>> Begin Data to process
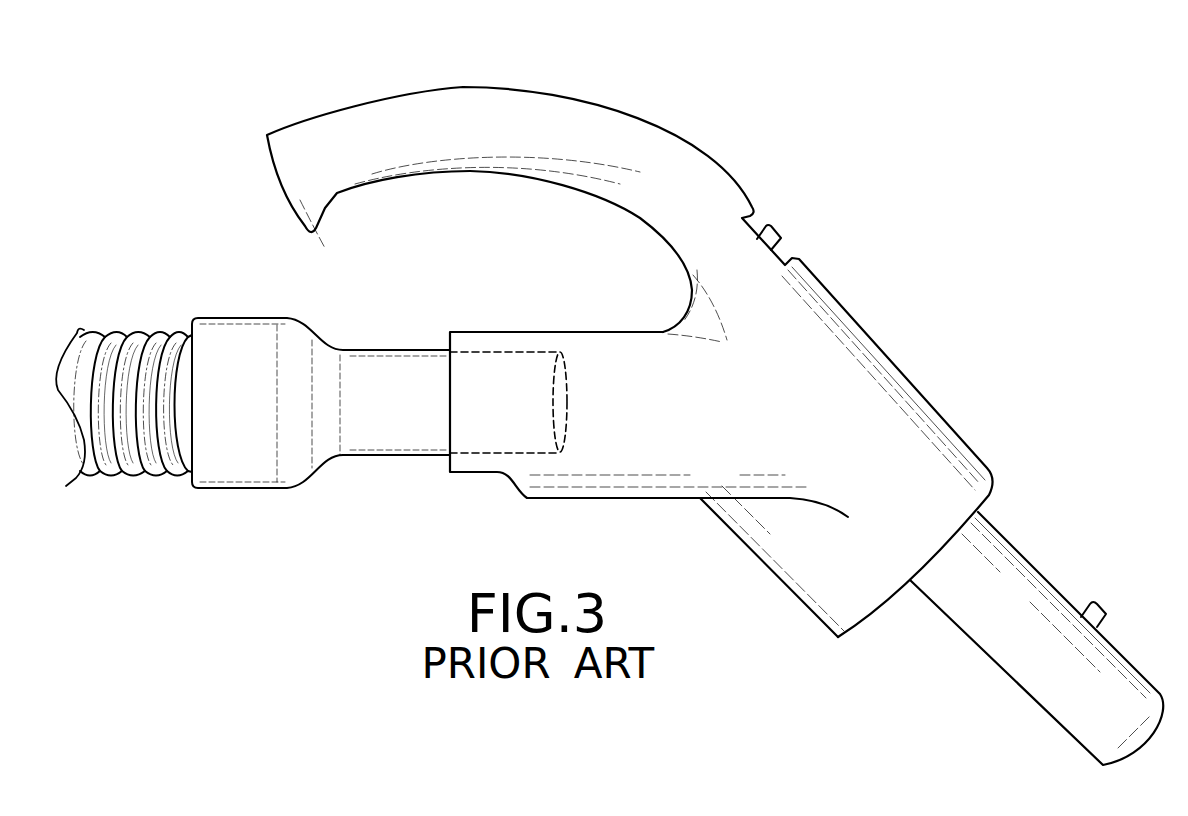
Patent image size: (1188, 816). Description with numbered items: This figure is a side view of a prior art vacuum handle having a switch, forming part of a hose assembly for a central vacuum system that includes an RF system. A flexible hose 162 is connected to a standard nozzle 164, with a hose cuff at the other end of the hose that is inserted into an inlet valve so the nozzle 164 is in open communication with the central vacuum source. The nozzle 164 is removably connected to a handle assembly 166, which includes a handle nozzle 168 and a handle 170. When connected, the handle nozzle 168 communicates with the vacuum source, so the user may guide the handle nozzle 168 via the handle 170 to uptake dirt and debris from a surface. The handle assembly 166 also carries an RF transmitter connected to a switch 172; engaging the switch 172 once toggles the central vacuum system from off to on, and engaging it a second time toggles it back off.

The hose 162 is at (112, 332).
The nozzle 164 is at (398, 352).
The handle assembly 166 is at (858, 290).
The handle nozzle 168 is at (1050, 583).
The handle 170 is at (473, 107).
The switch 172 is at (780, 233).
>> End Data to process
- [Objective]
Reproduce the listing above line for line with no changes, leaving out the picture.

- [Output for this exercise]
Patent image size: (1188, 816). Description with numbered items: This figure is a side view of a prior art vacuum handle having a switch, forming part of a hose assembly for a central vacuum system that includes an RF system. A flexible hose 162 is connected to a standard nozzle 164, with a hose cuff at the other end of the hose that is inserted into an inlet valve so the nozzle 164 is in open communication with the central vacuum source. The nozzle 164 is removably connected to a handle assembly 166, which includes a handle nozzle 168 and a handle 170. When connected, the handle nozzle 168 communicates with the vacuum source, so the user may guide the handle nozzle 168 via the handle 170 to uptake dirt and debris from a surface. The handle assembly 166 also carries an RF transmitter connected to a switch 172; engaging the switch 172 once toggles the central vacuum system from off to on, and engaging it a second time toggles it back off.

The hose 162 is at (112, 332).
The nozzle 164 is at (398, 352).
The handle assembly 166 is at (858, 290).
The handle nozzle 168 is at (1050, 583).
The handle 170 is at (473, 107).
The switch 172 is at (780, 233).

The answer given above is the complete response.